Purwokerto, Jateng (ANTARA) - Pakar pertanian Universitas Jenderal Soedirman (Unsoed) Purwokerto Prof Totok Agung Dwi Haryanto mendukung rencana penggabungan Perum Bulog dan Badan Pangan Nasional (Bapanas) karena dapat meningkatkan efisiensi dan memperkuat tata kelola pangan nasional.
"Kalau penggabungan ini dilakukan untuk efisiensi kelembagaan agar tidak tumpang tindih fungsi, itu langkah yang sangat tepat," katanya di Purwokerto, Kabupaten Banyumas, Jawa Tengah, Senin.
Ia mengatakan selama ini, Bulog sebagai perusahaan umum di bawah Kementerian BUMN menjalankan dua peran yang kerap berseberangan, yakni fungsi sosial atau pelayanan publik dan fungsi komersial.
Dalam hal pelayanan publik, kata dia, Bulog menjalankan fungsi stabilisasi harga, pengelolaan cadangan beras pemerintah, dan pendistribusian bantuan sosial (bansos) beras.
Sementara, dalam fungsi komersial, lanjut dia, Bulog menjalankan bisnis untuk beberapa komoditas strategis.
Menurut dia, fungsi sosial yang dijalankan Bulog tersebut memiliki kemiripan dengan tugas Bapanas.
"Dalam tugas Bapanas memang ada yang sangat bagus, itu mengenai keragaman konsumsi pangan, terus ada mengendalikan kerawanan pangan serta gizi, dan sebagainya," katanya menjelaskan.
Terkait dengan hal itu, dia mengaku mendukung wacana penggabungan Bulog dan Bapanas terutama dalam menjalankan fungsi-fungsi sosial atau pelayanan publik.
Sementara, untuk fungsi komersial yang selama ini dijalankan oleh Bulog, kata dia, alangkah baiknya diserahkan kepada BUMN bidang pangan lainnya yang tergabung dalam ID Food.
Kendati demikian, dia mengatakan BUMN bidang pangan juga harus memberikan dukungan ketika lembaga hasil penggabungan Bulog dan Bapanas tersebut membutuhkan cadangan pangan.
"Kalau fungsi sosial dan kebijakan ditangani satu lembaga, sementara bisnisnya diserahkan ke korporasi pangan, itu akan membuat sistem pangan nasional lebih efisien dan responsif," katanya menegaskan.

DATA YANG DIBERIKAN:
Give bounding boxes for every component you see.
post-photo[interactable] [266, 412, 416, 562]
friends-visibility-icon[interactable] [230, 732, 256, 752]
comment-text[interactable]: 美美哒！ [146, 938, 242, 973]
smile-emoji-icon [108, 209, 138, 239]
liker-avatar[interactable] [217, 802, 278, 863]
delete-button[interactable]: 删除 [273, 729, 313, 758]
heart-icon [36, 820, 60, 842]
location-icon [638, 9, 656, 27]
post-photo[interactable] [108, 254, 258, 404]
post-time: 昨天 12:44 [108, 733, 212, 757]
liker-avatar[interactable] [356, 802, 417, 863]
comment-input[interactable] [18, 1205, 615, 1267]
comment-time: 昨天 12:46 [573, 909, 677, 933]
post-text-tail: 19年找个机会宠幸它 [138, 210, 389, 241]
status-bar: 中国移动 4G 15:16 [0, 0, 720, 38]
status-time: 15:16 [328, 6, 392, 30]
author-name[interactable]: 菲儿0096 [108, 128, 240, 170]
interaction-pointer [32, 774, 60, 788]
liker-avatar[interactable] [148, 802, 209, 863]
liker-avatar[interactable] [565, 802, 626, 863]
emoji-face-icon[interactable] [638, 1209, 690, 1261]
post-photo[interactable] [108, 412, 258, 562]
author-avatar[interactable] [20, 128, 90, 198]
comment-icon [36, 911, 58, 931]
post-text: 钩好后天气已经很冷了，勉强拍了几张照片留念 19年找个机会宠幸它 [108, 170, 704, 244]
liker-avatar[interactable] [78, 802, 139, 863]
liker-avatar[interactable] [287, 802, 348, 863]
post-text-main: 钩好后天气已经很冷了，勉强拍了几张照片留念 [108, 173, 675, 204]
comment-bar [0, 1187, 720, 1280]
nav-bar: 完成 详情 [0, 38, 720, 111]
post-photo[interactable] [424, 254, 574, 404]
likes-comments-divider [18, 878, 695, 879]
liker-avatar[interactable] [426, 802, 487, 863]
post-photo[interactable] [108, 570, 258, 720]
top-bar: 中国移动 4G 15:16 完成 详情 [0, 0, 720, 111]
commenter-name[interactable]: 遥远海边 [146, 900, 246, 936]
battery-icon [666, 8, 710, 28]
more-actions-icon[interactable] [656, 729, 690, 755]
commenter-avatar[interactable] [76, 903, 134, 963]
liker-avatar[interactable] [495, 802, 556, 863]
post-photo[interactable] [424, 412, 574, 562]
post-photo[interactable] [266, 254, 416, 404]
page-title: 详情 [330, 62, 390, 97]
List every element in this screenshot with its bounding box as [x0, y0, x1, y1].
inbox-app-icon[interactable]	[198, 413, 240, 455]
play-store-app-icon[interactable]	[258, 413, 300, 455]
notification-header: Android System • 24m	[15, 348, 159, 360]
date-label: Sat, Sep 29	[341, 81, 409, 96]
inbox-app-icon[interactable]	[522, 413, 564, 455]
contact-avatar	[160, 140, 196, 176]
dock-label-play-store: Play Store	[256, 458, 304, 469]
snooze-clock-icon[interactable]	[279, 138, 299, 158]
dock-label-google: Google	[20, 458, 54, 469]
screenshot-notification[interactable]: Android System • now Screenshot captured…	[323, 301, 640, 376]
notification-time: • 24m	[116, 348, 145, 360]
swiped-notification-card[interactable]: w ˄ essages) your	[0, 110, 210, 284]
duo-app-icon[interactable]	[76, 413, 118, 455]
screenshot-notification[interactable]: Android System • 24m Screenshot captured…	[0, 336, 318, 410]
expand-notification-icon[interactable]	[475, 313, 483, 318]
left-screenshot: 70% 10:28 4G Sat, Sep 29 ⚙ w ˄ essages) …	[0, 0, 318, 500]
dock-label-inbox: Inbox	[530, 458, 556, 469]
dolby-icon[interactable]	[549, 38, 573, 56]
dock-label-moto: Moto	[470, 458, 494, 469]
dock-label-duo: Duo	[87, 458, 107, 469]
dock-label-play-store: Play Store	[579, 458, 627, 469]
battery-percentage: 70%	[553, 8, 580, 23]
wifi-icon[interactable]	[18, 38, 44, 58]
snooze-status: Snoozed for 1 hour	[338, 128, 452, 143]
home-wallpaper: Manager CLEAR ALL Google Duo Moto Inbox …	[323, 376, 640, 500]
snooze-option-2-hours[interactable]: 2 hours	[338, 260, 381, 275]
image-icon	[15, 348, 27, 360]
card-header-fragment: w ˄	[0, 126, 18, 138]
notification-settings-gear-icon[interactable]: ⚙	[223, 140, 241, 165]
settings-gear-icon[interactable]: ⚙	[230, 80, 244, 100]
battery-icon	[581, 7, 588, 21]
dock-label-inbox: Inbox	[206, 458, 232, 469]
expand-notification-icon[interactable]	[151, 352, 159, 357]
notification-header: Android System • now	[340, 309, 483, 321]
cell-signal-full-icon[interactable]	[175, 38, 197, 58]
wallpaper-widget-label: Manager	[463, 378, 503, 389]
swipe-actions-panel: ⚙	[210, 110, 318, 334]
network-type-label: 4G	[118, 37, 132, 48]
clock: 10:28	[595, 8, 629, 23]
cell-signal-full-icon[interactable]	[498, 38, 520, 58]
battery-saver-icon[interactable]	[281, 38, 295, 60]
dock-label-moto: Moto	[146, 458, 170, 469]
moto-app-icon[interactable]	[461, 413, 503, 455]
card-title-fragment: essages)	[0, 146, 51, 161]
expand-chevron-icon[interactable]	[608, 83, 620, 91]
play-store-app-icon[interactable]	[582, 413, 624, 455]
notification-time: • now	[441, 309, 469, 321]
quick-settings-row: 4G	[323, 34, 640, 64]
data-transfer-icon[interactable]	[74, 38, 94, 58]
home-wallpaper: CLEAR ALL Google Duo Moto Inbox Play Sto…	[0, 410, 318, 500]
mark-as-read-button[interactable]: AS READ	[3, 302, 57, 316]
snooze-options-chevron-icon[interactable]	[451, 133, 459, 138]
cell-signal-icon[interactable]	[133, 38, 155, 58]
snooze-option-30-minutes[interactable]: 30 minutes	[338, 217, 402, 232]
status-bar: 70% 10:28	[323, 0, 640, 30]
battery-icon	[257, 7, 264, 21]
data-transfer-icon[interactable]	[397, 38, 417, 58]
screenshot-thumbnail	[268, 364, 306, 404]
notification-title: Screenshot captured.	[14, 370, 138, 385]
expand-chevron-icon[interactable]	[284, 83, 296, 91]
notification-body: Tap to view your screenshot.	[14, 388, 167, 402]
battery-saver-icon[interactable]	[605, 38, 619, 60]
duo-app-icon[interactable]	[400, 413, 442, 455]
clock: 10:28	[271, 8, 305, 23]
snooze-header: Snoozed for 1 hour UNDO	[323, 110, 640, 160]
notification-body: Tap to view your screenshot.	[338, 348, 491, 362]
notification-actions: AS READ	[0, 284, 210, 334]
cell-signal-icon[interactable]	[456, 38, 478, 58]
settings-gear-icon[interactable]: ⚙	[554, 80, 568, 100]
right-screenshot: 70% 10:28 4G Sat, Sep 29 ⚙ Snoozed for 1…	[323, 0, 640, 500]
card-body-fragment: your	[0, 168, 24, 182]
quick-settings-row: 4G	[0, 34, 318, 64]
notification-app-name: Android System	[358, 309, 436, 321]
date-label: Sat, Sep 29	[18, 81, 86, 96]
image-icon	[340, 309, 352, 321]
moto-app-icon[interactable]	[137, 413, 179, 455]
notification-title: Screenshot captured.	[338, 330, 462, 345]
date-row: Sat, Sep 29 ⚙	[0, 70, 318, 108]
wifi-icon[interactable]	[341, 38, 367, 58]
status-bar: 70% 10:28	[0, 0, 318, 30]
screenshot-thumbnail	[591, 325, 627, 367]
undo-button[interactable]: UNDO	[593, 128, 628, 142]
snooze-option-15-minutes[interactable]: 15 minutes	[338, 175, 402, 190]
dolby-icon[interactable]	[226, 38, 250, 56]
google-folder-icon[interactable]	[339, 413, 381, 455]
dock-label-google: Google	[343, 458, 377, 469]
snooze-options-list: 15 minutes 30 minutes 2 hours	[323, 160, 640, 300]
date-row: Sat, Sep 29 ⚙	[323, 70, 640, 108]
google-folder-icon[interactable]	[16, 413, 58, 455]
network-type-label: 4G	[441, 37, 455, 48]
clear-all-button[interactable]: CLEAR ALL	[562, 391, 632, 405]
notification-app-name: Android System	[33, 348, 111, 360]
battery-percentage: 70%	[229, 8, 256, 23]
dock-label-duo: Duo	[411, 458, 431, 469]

TUGAS ANDA:
Ubah bagian berita tentang penggabungan Bulog dan Bapanas yang dimulai dengan "Terkait dengan hal" dan berlanjut hingga "membutuhkan cadangan pangan.", lalu ganti "ID Food" dengan "Holding BUMN Pangan".

JAWABAN:
Terkait dengan hal itu, dia mengaku mendukung wacana penggabungan Bulog dan Bapanas terutama dalam menjalankan fungsi-fungsi sosial atau pelayanan publik.
Sementara, untuk fungsi komersial yang selama ini dijalankan oleh Bulog, kata dia, alangkah baiknya diserahkan kepada BUMN bidang pangan lainnya yang tergabung dalam Holding BUMN Pangan.
Kendati demikian, dia mengatakan BUMN bidang pangan juga harus memberikan dukungan ketika lembaga hasil penggabungan Bulog dan Bapanas tersebut membutuhkan cadangan pangan.